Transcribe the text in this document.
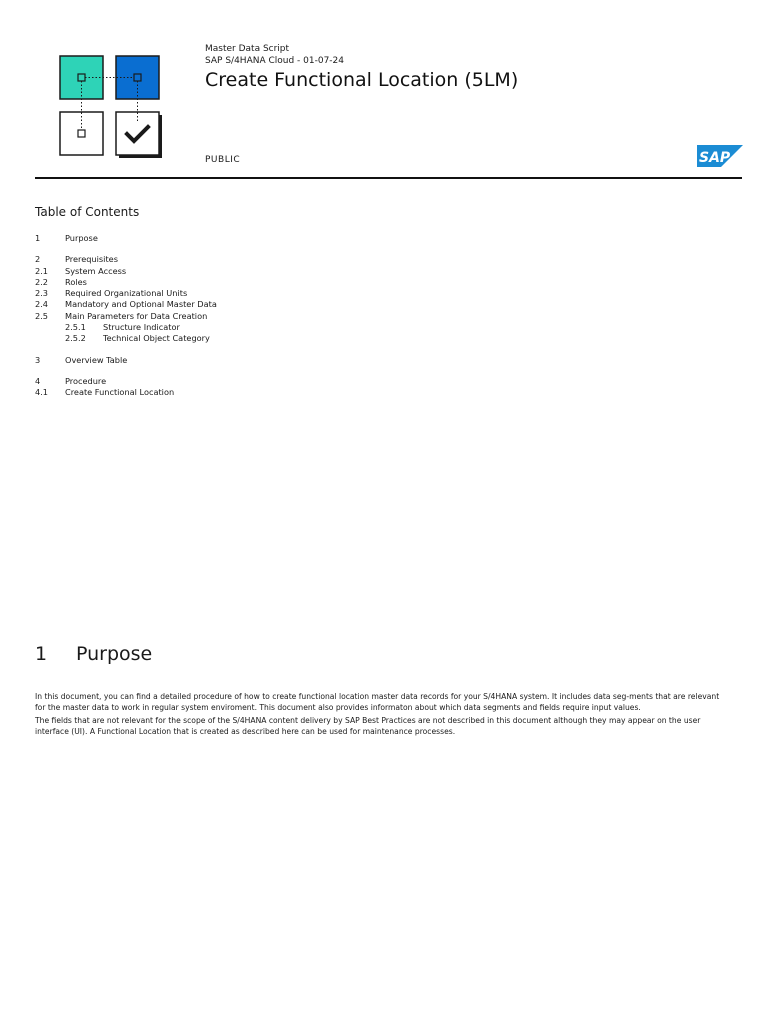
Master Data Script
SAP S/4HANA Cloud - 01-07-24
Create Functional Location (5LM)
PUBLIC	SAP
Table of Contents
1	Purpose
2	Prerequisites
2.1 System Access
2.2 Roles
2.3 Required Organizational Units
2.4 Mandatory and Optional Master Data
2.5 Main Parameters for Data Creation
2.5.1 Structure Indicator
2.5.2 Technical Object Category
3	Overview Table
4	Procedure
4.1 Create Functional Location
1 Purpose

In this document, you can find a detailed procedure of how to create functional location master data records for your S/4HANA system. It includes data seg-ments that are relevant for the master data to work in regular system enviroment. This document also provides informaton about which data segments and fields require input values.

The fields that are not relevant for the scope of the S/4HANA content delivery by SAP Best Practices are not described in this document although they may appear on the user interface (UI). A Functional Location that is created as described here can be used for maintenance processes.
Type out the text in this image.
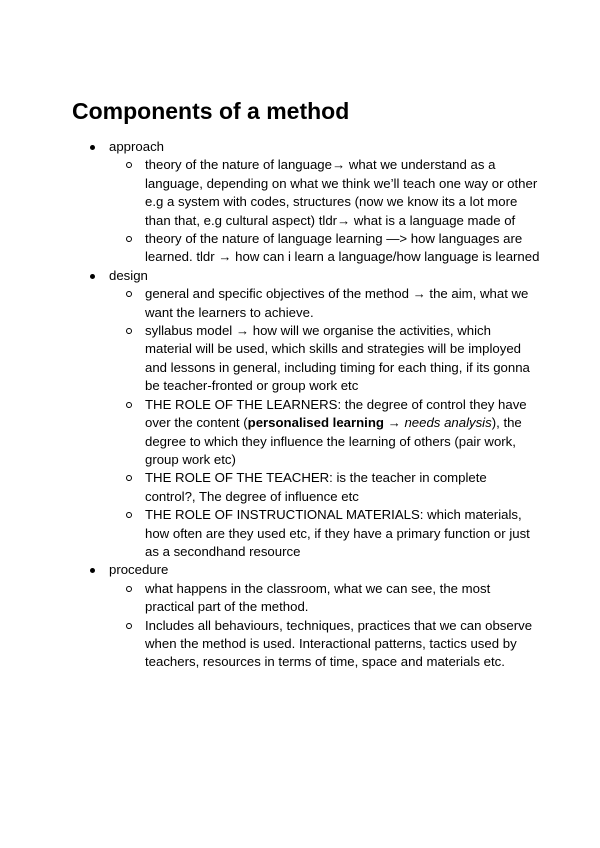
Components of a method
approach
theory of the nature of language→ what we understand as a language, depending on what we think we’ll teach one way or other e.g a system with codes, structures (now we know its a lot more than that, e.g cultural aspect) tldr→ what is a language made of
theory of the nature of language learning —> how languages are learned. tldr → how can i learn a language/how language is learned
design
general and specific objectives of the method → the aim, what we want the learners to achieve.
syllabus model → how will we organise the activities, which material will be used, which skills and strategies will be imployed and lessons in general, including timing for each thing, if its gonna be teacher-fronted or group work etc
THE ROLE OF THE LEARNERS: the degree of control they have over the content (personalised learning → needs analysis), the degree to which they influence the learning of others (pair work, group work etc)
THE ROLE OF THE TEACHER: is the teacher in complete control?, The degree of influence etc
THE ROLE OF INSTRUCTIONAL MATERIALS: which materials, how often are they used etc, if they have a primary function or just as a secondhand resource
procedure
what happens in the classroom, what we can see, the most practical part of the method.
Includes all behaviours, techniques, practices that we can observe when the method is used. Interactional patterns, tactics used by teachers, resources in terms of time, space and materials etc.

* * *

List every line in the records above that contains the word "nature".

◆ Correct response
theory of the nature of language→ what we understand as a language, depending on what we think we’ll teach one way or other e.g a system with codes, structures (now we know its a lot more than that, e.g cultural aspect) tldr→ what is a language made of
theory of the nature of language learning —> how languages are learned. tldr → how can i learn a language/how language is learned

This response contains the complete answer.